TASK INSTRUCTIONS:
All records are to be retyped faithfully and completely.

RECORDS TO PROCESS:
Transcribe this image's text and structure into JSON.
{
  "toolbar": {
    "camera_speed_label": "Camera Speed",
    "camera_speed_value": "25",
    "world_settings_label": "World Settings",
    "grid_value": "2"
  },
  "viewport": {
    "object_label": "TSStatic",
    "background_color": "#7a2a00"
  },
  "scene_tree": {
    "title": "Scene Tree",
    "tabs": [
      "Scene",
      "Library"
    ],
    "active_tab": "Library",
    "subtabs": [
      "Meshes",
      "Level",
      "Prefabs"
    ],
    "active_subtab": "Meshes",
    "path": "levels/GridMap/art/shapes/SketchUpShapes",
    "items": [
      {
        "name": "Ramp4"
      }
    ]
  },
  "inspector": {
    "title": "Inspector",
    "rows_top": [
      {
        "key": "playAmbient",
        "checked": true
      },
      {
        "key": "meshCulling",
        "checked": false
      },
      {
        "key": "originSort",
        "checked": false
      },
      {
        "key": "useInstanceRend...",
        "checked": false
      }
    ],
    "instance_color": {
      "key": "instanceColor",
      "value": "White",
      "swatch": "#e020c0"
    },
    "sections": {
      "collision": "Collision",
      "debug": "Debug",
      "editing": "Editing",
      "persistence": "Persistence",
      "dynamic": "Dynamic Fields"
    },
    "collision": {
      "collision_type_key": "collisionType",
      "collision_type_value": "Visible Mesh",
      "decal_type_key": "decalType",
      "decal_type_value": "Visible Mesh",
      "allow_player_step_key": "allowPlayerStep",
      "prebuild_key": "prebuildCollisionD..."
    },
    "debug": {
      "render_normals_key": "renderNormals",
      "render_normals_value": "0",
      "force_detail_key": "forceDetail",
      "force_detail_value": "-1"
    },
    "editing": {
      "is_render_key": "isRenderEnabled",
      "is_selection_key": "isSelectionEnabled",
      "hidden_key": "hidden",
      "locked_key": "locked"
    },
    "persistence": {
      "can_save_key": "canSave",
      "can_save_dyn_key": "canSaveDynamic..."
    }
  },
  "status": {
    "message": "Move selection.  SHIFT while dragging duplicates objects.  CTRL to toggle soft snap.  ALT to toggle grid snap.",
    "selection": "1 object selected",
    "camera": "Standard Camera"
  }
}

SOLVED EXERCISE:
Transcribe this image's text and structure into JSON.
{
  "toolbar": {
    "camera_speed_label": "Camera Speed",
    "camera_speed_value": "25",
    "world_settings_label": "World Settings",
    "grid_value": "2"
  },
  "viewport": {
    "object_label": "TSStatic",
    "background_color": "#7a2a00"
  },
  "scene_tree": {
    "title": "Scene Tree",
    "tabs": [
      "Scene",
      "Library"
    ],
    "active_tab": "Library",
    "subtabs": [
      "Meshes",
      "Level",
      "Prefabs"
    ],
    "active_subtab": "Meshes",
    "path": "levels/GridMap/art/shapes/SketchUpShapes",
    "items": [
      {
        "name": "Ramp4"
      }
    ]
  },
  "inspector": {
    "title": "Inspector",
    "rows_top": [
      {
        "key": "playAmbient",
        "checked": true
      },
      {
        "key": "meshCulling",
        "checked": false
      },
      {
        "key": "originSort",
        "checked": false
      },
      {
        "key": "useInstanceRend...",
        "checked": false
      }
    ],
    "instance_color": {
      "key": "instanceColor",
      "value": "White",
      "swatch": "#e020c0"
    },
    "sections": {
      "collision": "Collision",
      "debug": "Debug",
      "editing": "Editing",
      "persistence": "Persistence",
      "dynamic": "Dynamic Fields"
    },
    "collision": {
      "collision_type_key": "collisionType",
      "collision_type_value": "Visible Mesh",
      "decal_type_key": "decalType",
      "decal_type_value": "Visible Mesh",
      "allow_player_step_key": "allowPlayerStep",
      "prebuild_key": "prebuildCollisionD..."
    },
    "debug": {
      "render_normals_key": "renderNormals",
      "render_normals_value": "0",
      "force_detail_key": "forceDetail",
      "force_detail_value": "-1"
    },
    "editing": {
      "is_render_key": "isRenderEnabled",
      "is_selection_key": "isSelectionEnabled",
      "hidden_key": "hidden",
      "locked_key": "locked"
    },
    "persistence": {
      "can_save_key": "canSave",
      "can_save_dyn_key": "canSaveDynamic..."
    }
  },
  "status": {
    "message": "Move selection.  SHIFT while dragging duplicates objects.  CTRL to toggle soft snap.  ALT to toggle grid snap.",
    "selection": "1 object selected",
    "camera": "Standard Camera"
  }
}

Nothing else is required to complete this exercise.